Description of the task: Each line that holds the word "etária" counts once; give the total for the records below and nothing else.

>> start

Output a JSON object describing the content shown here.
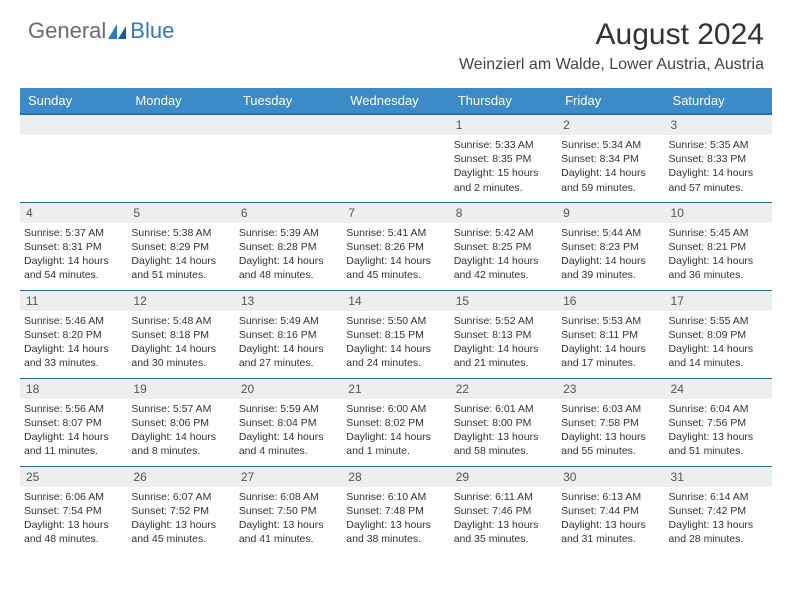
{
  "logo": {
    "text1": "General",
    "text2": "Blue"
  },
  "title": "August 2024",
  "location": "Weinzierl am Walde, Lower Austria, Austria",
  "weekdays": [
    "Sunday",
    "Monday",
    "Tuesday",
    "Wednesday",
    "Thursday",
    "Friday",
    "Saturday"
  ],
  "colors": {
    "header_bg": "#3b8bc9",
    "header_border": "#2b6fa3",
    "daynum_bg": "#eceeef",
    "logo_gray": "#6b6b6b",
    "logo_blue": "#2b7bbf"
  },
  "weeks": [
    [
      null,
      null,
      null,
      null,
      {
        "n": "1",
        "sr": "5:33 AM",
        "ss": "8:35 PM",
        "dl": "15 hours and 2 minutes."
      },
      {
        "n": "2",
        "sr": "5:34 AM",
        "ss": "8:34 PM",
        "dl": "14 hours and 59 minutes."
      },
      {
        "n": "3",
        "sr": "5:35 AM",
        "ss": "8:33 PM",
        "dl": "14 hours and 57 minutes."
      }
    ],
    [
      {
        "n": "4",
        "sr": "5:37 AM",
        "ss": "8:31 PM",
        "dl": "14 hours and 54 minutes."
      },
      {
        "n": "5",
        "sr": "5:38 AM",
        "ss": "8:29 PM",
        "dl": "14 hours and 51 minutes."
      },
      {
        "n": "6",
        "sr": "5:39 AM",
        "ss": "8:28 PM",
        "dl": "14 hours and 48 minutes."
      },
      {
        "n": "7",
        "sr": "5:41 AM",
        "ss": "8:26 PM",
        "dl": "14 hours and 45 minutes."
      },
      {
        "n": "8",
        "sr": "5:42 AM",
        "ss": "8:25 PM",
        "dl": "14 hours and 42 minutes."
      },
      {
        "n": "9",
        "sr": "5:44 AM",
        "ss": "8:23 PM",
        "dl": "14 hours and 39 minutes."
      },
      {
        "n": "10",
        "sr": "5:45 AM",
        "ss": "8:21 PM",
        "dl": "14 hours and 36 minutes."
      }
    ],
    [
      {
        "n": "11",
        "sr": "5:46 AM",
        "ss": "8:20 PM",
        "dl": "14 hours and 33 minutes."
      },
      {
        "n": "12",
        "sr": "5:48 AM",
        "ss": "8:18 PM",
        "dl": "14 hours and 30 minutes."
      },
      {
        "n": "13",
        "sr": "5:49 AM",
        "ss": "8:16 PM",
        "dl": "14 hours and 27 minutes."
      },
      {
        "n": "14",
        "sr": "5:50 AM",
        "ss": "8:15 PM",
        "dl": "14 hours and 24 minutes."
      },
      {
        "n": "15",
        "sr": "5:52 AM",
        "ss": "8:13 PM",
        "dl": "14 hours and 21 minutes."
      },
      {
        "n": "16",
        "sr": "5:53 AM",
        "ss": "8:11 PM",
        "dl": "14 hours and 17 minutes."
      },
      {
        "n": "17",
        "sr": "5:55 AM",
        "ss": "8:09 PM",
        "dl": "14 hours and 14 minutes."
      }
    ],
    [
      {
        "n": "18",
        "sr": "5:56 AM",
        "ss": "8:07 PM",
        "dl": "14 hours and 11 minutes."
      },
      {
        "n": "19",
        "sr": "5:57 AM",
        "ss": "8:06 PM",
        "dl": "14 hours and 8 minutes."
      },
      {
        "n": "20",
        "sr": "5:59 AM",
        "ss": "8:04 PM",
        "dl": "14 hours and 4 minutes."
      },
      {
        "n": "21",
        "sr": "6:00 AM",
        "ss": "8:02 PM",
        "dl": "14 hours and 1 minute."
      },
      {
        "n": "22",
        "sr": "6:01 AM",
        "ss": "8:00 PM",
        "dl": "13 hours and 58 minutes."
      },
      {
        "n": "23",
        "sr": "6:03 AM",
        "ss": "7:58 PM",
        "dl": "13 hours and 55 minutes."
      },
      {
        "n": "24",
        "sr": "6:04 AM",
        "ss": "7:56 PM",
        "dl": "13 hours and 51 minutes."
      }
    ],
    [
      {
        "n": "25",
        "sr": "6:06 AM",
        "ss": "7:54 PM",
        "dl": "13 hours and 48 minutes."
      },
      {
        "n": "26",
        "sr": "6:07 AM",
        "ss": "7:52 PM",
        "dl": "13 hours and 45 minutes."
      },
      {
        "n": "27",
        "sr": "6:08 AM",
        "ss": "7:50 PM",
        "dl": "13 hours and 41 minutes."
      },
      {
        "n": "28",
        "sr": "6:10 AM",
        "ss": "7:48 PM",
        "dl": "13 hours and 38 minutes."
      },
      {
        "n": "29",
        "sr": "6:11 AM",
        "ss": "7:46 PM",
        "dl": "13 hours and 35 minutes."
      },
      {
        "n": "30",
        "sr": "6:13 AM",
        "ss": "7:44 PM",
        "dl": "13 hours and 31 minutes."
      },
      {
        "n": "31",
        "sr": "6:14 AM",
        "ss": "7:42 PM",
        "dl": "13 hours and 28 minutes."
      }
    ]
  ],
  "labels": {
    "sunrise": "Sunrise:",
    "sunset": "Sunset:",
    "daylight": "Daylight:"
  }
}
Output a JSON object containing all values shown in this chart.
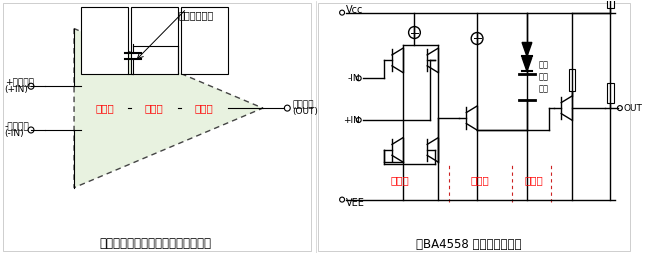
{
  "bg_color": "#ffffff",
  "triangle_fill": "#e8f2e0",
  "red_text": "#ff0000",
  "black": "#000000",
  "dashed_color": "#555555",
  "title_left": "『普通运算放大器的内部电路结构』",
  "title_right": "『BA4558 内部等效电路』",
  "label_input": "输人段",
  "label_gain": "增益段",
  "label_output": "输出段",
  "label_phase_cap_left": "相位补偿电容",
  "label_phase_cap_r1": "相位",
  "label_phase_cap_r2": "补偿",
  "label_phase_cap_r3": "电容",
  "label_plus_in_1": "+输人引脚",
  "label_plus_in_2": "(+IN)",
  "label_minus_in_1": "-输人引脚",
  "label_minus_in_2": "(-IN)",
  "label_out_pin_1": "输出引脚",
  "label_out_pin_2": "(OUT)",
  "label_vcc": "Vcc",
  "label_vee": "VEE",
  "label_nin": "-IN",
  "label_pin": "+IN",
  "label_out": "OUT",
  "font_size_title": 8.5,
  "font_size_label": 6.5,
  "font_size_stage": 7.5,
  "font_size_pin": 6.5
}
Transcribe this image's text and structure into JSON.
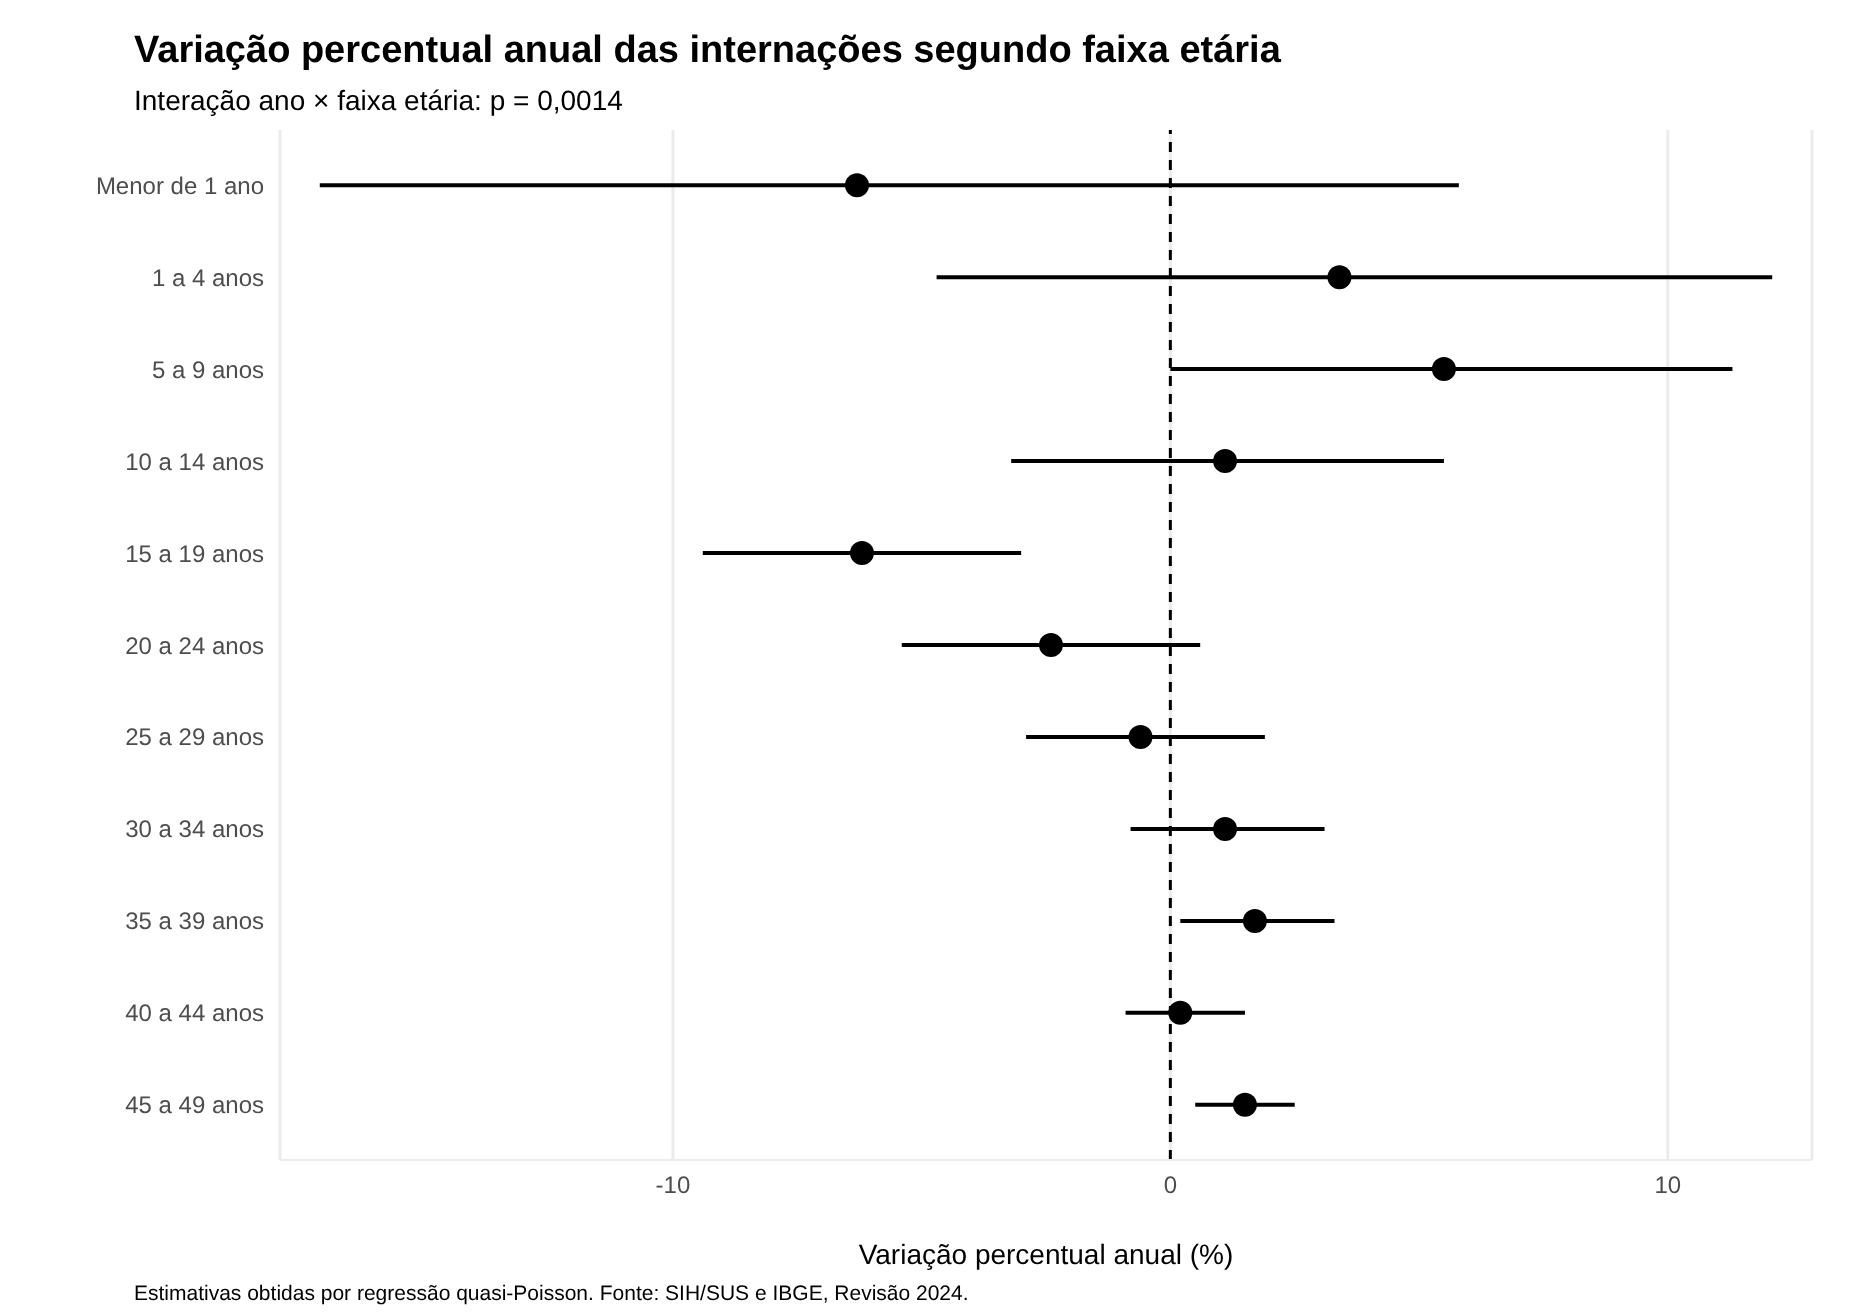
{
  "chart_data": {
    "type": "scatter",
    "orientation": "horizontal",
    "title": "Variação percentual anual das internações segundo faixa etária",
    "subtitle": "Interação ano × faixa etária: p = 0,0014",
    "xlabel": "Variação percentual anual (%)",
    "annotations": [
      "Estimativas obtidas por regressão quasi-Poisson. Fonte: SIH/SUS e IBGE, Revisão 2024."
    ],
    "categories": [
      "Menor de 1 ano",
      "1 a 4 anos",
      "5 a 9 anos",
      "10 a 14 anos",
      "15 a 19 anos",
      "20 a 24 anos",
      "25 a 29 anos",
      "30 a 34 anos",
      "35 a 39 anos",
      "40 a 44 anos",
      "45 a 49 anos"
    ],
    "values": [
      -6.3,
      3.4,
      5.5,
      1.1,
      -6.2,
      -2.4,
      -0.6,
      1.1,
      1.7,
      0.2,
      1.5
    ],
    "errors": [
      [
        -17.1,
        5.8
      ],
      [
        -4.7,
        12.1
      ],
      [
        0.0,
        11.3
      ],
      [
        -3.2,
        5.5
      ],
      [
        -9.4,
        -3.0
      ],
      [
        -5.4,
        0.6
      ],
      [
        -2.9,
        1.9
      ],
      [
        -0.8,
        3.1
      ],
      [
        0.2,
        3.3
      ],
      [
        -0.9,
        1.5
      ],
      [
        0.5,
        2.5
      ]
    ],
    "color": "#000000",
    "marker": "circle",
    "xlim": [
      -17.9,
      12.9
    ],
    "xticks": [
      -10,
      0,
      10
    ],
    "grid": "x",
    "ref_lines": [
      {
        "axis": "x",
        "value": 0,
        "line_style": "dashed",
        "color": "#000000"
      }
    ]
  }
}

>> end

Solution for this task: 2